[BEGIN Information shown]
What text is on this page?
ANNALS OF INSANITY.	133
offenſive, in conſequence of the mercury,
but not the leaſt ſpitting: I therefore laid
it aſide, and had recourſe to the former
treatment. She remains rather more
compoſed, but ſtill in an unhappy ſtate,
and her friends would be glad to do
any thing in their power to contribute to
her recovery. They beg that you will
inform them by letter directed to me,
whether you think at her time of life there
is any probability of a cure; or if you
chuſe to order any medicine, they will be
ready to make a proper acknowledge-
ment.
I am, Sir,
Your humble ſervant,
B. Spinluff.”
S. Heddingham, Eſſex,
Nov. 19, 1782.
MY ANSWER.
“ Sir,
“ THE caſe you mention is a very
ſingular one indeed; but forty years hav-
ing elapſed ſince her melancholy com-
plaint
[END Information shown]
Repeat the records exactly, including every line.

■ Worked solution
What text is on this page?
ANNALS OF INSANITY.	133
offenſive, in conſequence of the mercury,
but not the leaſt ſpitting: I therefore laid
it aſide, and had recourſe to the former
treatment. She remains rather more
compoſed, but ſtill in an unhappy ſtate,
and her friends would be glad to do
any thing in their power to contribute to
her recovery. They beg that you will
inform them by letter directed to me,
whether you think at her time of life there
is any probability of a cure; or if you
chuſe to order any medicine, they will be
ready to make a proper acknowledge-
ment.
I am, Sir,
Your humble ſervant,
B. Spinluff.”
S. Heddingham, Eſſex,
Nov. 19, 1782.
MY ANSWER.
“ Sir,
“ THE caſe you mention is a very
ſingular one indeed; but forty years hav-
ing elapſed ſince her melancholy com-
plaint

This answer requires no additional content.